-- START RECORD EXTRACTS --
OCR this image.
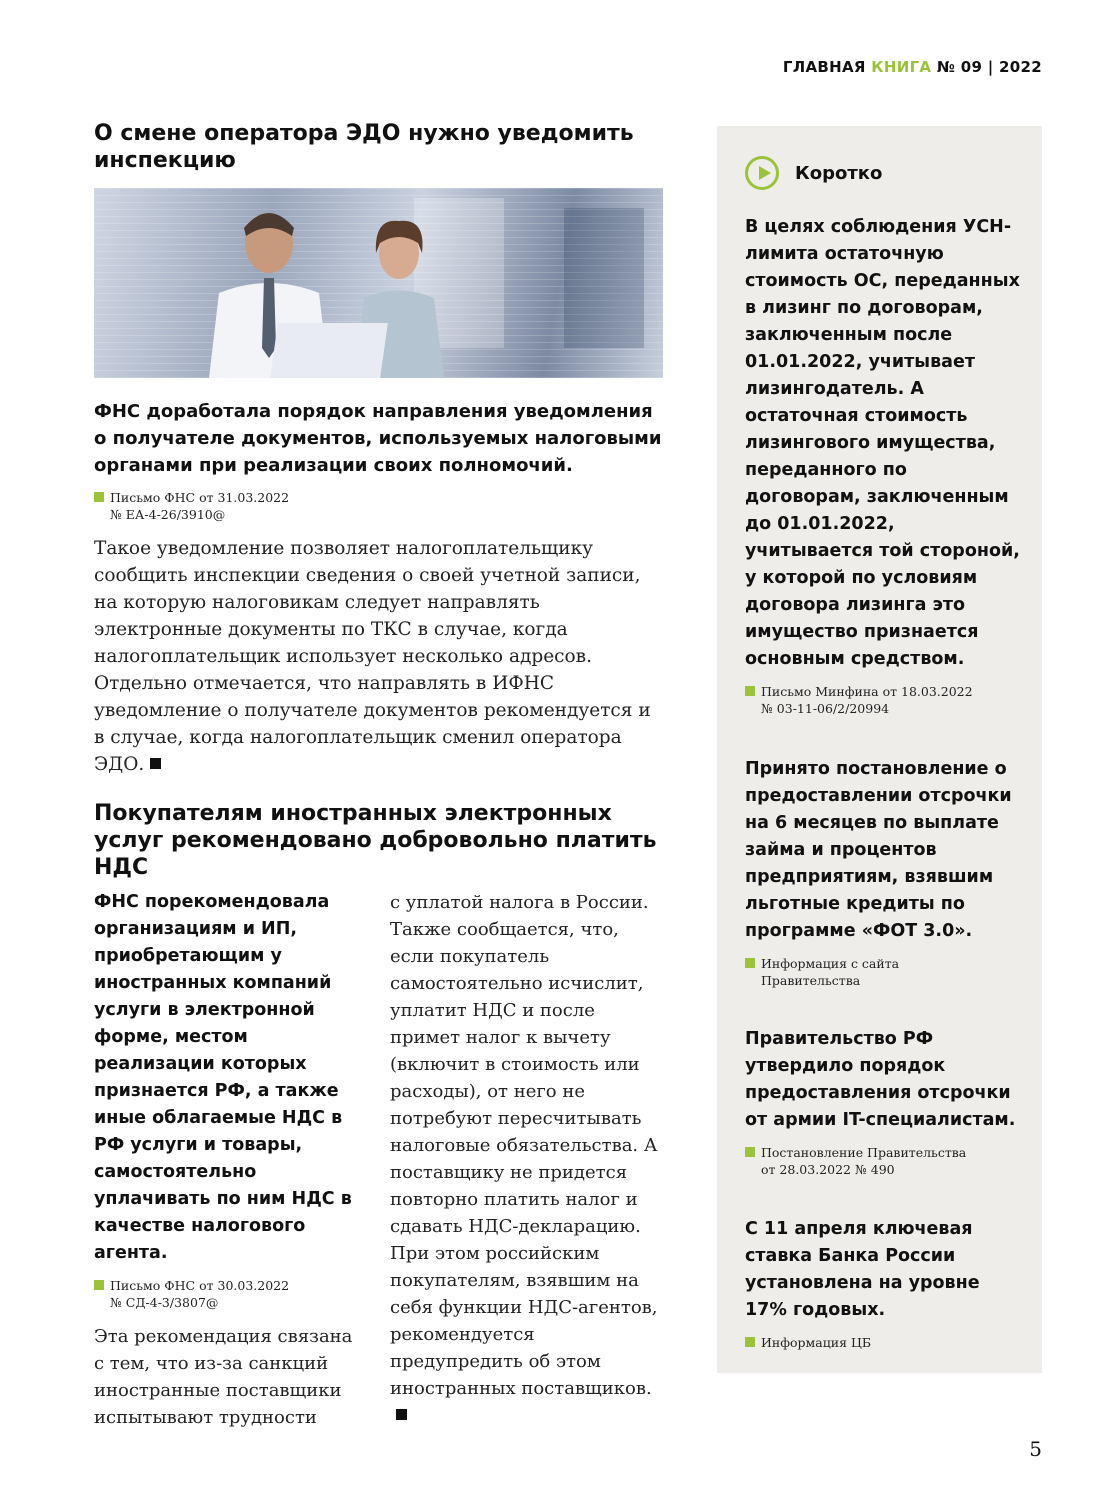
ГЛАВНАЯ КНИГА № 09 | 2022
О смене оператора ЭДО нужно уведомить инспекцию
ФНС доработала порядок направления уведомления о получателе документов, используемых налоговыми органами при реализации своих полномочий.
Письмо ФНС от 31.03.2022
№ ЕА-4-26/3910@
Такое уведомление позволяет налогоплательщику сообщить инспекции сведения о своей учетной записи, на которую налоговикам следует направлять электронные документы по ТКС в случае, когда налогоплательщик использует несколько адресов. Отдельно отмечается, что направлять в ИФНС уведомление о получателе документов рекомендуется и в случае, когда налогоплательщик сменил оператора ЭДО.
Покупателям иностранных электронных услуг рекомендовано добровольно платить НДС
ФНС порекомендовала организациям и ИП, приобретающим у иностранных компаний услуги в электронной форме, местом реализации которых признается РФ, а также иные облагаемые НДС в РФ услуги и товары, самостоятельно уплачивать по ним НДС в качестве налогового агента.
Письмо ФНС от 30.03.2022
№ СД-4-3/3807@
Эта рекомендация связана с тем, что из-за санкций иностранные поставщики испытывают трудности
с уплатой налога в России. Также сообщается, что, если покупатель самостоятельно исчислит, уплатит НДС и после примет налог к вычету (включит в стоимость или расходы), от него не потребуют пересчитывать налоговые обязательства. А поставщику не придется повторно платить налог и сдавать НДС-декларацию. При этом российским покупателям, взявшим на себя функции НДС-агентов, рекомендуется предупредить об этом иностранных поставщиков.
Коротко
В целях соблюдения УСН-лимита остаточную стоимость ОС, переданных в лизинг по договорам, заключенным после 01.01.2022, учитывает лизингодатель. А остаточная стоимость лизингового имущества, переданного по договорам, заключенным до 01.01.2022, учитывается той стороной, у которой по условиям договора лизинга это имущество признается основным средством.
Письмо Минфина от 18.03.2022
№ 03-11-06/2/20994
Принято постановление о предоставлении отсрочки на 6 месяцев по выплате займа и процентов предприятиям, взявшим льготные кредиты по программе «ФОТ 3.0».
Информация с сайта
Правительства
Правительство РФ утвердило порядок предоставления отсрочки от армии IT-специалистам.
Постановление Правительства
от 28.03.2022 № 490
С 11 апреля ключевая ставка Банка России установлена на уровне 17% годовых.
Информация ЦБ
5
-- END RECORD EXTRACTS --
**EXERCISE DESCRIPTION**
Above are records with pictures; repeat the records exactly and leave the pictures out.

**TASK SOLUTION**
OCR this image.
ГЛАВНАЯ КНИГА № 09 | 2022
О смене оператора ЭДО нужно уведомить инспекцию
ФНС доработала порядок направления уведомления о получателе документов, используемых налоговыми органами при реализации своих полномочий.
Письмо ФНС от 31.03.2022
№ ЕА-4-26/3910@
Такое уведомление позволяет налогоплательщику сообщить инспекции сведения о своей учетной записи, на которую налоговикам следует направлять электронные документы по ТКС в случае, когда налогоплательщик использует несколько адресов. Отдельно отмечается, что направлять в ИФНС уведомление о получателе документов рекомендуется и в случае, когда налогоплательщик сменил оператора ЭДО.
Покупателям иностранных электронных услуг рекомендовано добровольно платить НДС
ФНС порекомендовала организациям и ИП, приобретающим у иностранных компаний услуги в электронной форме, местом реализации которых признается РФ, а также иные облагаемые НДС в РФ услуги и товары, самостоятельно уплачивать по ним НДС в качестве налогового агента.
Письмо ФНС от 30.03.2022
№ СД-4-3/3807@
Эта рекомендация связана с тем, что из-за санкций иностранные поставщики испытывают трудности
с уплатой налога в России. Также сообщается, что, если покупатель самостоятельно исчислит, уплатит НДС и после примет налог к вычету (включит в стоимость или расходы), от него не потребуют пересчитывать налоговые обязательства. А поставщику не придется повторно платить налог и сдавать НДС-декларацию. При этом российским покупателям, взявшим на себя функции НДС-агентов, рекомендуется предупредить об этом иностранных поставщиков.
Коротко
В целях соблюдения УСН-лимита остаточную стоимость ОС, переданных в лизинг по договорам, заключенным после 01.01.2022, учитывает лизингодатель. А остаточная стоимость лизингового имущества, переданного по договорам, заключенным до 01.01.2022, учитывается той стороной, у которой по условиям договора лизинга это имущество признается основным средством.
Письмо Минфина от 18.03.2022
№ 03-11-06/2/20994
Принято постановление о предоставлении отсрочки на 6 месяцев по выплате займа и процентов предприятиям, взявшим льготные кредиты по программе «ФОТ 3.0».
Информация с сайта
Правительства
Правительство РФ утвердило порядок предоставления отсрочки от армии IT-специалистам.
Постановление Правительства
от 28.03.2022 № 490
С 11 апреля ключевая ставка Банка России установлена на уровне 17% годовых.
Информация ЦБ
5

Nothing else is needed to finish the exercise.